# Start of GIVEN RECORDS
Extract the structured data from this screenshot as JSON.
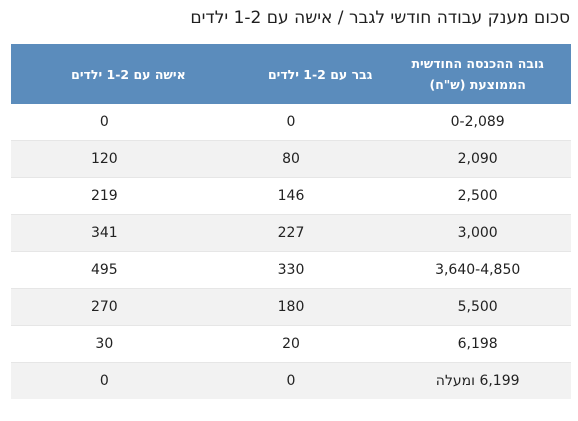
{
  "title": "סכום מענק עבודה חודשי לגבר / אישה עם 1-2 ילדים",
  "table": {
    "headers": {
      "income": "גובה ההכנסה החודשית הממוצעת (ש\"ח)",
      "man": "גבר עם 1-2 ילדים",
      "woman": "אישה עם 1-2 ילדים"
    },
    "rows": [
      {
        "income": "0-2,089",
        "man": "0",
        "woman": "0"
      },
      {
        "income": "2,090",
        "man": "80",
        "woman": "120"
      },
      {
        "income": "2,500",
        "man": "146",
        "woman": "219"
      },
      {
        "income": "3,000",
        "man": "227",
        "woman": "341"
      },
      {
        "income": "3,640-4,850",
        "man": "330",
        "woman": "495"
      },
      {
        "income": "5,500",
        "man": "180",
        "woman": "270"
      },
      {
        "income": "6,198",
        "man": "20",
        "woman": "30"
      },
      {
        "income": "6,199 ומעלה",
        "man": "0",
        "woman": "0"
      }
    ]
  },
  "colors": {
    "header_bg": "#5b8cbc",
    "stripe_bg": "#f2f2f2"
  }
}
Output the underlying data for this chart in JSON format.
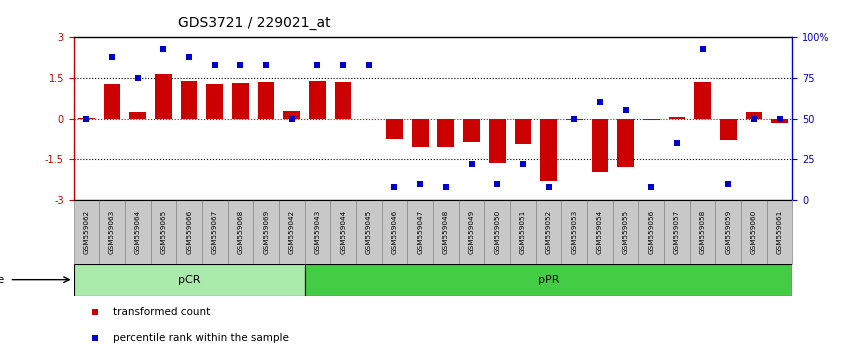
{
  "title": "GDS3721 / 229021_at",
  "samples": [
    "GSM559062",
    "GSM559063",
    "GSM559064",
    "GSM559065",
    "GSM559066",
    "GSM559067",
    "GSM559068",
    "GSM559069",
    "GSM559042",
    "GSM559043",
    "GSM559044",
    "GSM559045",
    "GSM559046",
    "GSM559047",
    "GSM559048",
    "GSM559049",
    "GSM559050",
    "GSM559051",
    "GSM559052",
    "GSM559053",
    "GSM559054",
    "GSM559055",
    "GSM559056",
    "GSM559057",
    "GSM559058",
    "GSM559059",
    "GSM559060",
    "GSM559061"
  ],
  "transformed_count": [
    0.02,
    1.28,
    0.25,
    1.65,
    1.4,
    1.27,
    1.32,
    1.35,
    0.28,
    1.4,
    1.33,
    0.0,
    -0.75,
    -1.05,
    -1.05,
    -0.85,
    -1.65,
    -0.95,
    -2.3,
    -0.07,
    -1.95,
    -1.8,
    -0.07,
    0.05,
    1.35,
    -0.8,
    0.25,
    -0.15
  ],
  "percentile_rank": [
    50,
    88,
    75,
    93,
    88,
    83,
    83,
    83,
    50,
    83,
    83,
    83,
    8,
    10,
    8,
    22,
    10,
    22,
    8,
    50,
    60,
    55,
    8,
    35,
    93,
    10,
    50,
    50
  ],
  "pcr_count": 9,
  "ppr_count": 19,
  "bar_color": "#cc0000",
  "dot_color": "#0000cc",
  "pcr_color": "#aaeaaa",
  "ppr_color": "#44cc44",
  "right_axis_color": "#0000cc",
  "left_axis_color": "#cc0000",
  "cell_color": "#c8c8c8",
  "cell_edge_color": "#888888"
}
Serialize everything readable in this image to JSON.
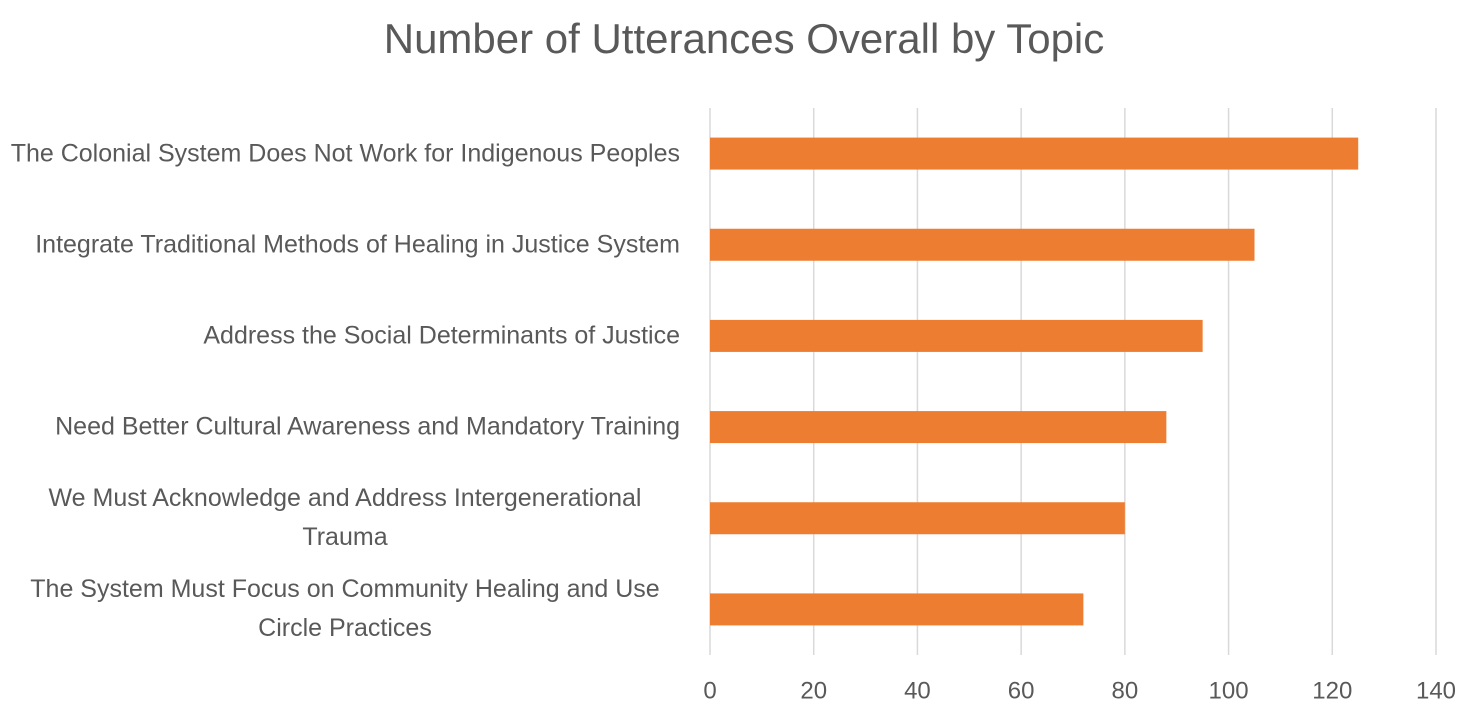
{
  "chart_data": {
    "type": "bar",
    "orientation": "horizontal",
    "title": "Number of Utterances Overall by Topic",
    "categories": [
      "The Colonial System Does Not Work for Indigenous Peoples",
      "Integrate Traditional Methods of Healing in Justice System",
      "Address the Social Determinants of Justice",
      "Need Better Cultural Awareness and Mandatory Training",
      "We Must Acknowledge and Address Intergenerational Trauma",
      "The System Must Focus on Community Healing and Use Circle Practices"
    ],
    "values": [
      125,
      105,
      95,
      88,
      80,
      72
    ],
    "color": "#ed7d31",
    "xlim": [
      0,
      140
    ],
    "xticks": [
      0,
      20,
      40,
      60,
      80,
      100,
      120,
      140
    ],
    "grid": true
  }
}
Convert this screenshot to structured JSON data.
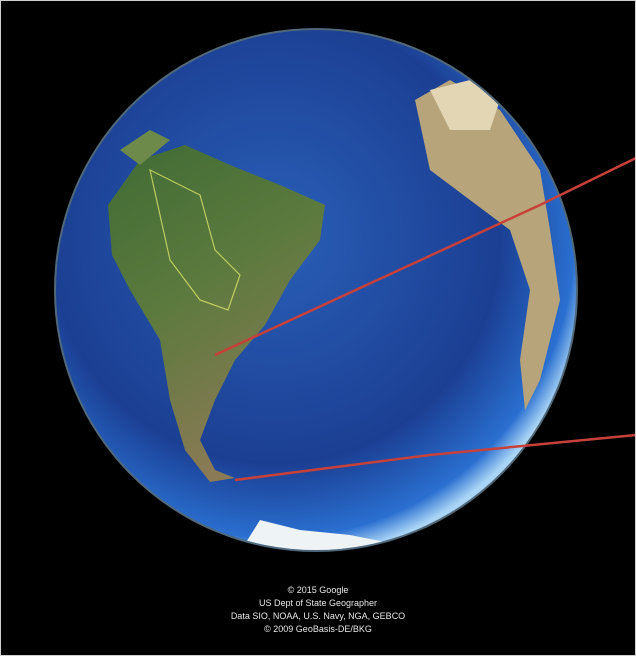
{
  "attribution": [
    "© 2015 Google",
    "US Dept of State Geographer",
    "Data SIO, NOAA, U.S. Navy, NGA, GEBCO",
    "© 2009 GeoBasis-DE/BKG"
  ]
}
# End of GIVEN RECORDS
## WHAT THE TASK REQUIRES
Reproduce all of the material above word for word. Omit the pictures.

## FINISHED ANSWER
Extract the structured data from this screenshot as JSON.
{
  "title": "סכום מענק עבודה חודשי לגבר / אישה עם 1-2 ילדים",
  "table": {
    "headers": {
      "income": "גובה ההכנסה החודשית הממוצעת (ש\"ח)",
      "man": "גבר עם 1-2 ילדים",
      "woman": "אישה עם 1-2 ילדים"
    },
    "rows": [
      {
        "income": "0-2,089",
        "man": "0",
        "woman": "0"
      },
      {
        "income": "2,090",
        "man": "80",
        "woman": "120"
      },
      {
        "income": "2,500",
        "man": "146",
        "woman": "219"
      },
      {
        "income": "3,000",
        "man": "227",
        "woman": "341"
      },
      {
        "income": "3,640-4,850",
        "man": "330",
        "woman": "495"
      },
      {
        "income": "5,500",
        "man": "180",
        "woman": "270"
      },
      {
        "income": "6,198",
        "man": "20",
        "woman": "30"
      },
      {
        "income": "6,199 ומעלה",
        "man": "0",
        "woman": "0"
      }
    ]
  },
  "colors": {
    "header_bg": "#5b8cbc",
    "stripe_bg": "#f2f2f2"
  }
}
Output the underlying data for this chart in JSON format.
{
  "title": "GDS3721 / 229021_at",
  "samples": [
    "GSM559062",
    "GSM559063",
    "GSM559064",
    "GSM559065",
    "GSM559066",
    "GSM559067",
    "GSM559068",
    "GSM559069",
    "GSM559042",
    "GSM559043",
    "GSM559044",
    "GSM559045",
    "GSM559046",
    "GSM559047",
    "GSM559048",
    "GSM559049",
    "GSM559050",
    "GSM559051",
    "GSM559052",
    "GSM559053",
    "GSM559054",
    "GSM559055",
    "GSM559056",
    "GSM559057",
    "GSM559058",
    "GSM559059",
    "GSM559060",
    "GSM559061"
  ],
  "transformed_count": [
    0.02,
    1.28,
    0.25,
    1.65,
    1.4,
    1.27,
    1.32,
    1.35,
    0.28,
    1.4,
    1.33,
    0.0,
    -0.75,
    -1.05,
    -1.05,
    -0.85,
    -1.65,
    -0.95,
    -2.3,
    -0.07,
    -1.95,
    -1.8,
    -0.07,
    0.05,
    1.35,
    -0.8,
    0.25,
    -0.15
  ],
  "percentile_rank": [
    50,
    88,
    75,
    93,
    88,
    83,
    83,
    83,
    50,
    83,
    83,
    83,
    8,
    10,
    8,
    22,
    10,
    22,
    8,
    50,
    60,
    55,
    8,
    35,
    93,
    10,
    50,
    50
  ],
  "pcr_count": 9,
  "ppr_count": 19,
  "bar_color": "#cc0000",
  "dot_color": "#0000cc",
  "pcr_color": "#aaeaaa",
  "ppr_color": "#44cc44",
  "right_axis_color": "#0000cc",
  "left_axis_color": "#cc0000",
  "cell_color": "#c8c8c8",
  "cell_edge_color": "#888888"
}
Serialize everything readable in this image to JSON.
{
  "chart_data": {
    "type": "bar",
    "orientation": "horizontal",
    "title": "Number of Utterances Overall by Topic",
    "categories": [
      "The Colonial System Does Not Work for Indigenous Peoples",
      "Integrate Traditional Methods of Healing in Justice System",
      "Address the Social Determinants of Justice",
      "Need Better Cultural Awareness and Mandatory Training",
      "We Must Acknowledge and Address Intergenerational Trauma",
      "The System Must Focus on Community Healing and Use Circle Practices"
    ],
    "values": [
      125,
      105,
      95,
      88,
      80,
      72
    ],
    "color": "#ed7d31",
    "xlim": [
      0,
      140
    ],
    "xticks": [
      0,
      20,
      40,
      60,
      80,
      100,
      120,
      140
    ],
    "grid": true
  }
}
Convert this screenshot to structured JSON data.
{
  "attribution": [
    "© 2015 Google",
    "US Dept of State Geographer",
    "Data SIO, NOAA, U.S. Navy, NGA, GEBCO",
    "© 2009 GeoBasis-DE/BKG"
  ]
}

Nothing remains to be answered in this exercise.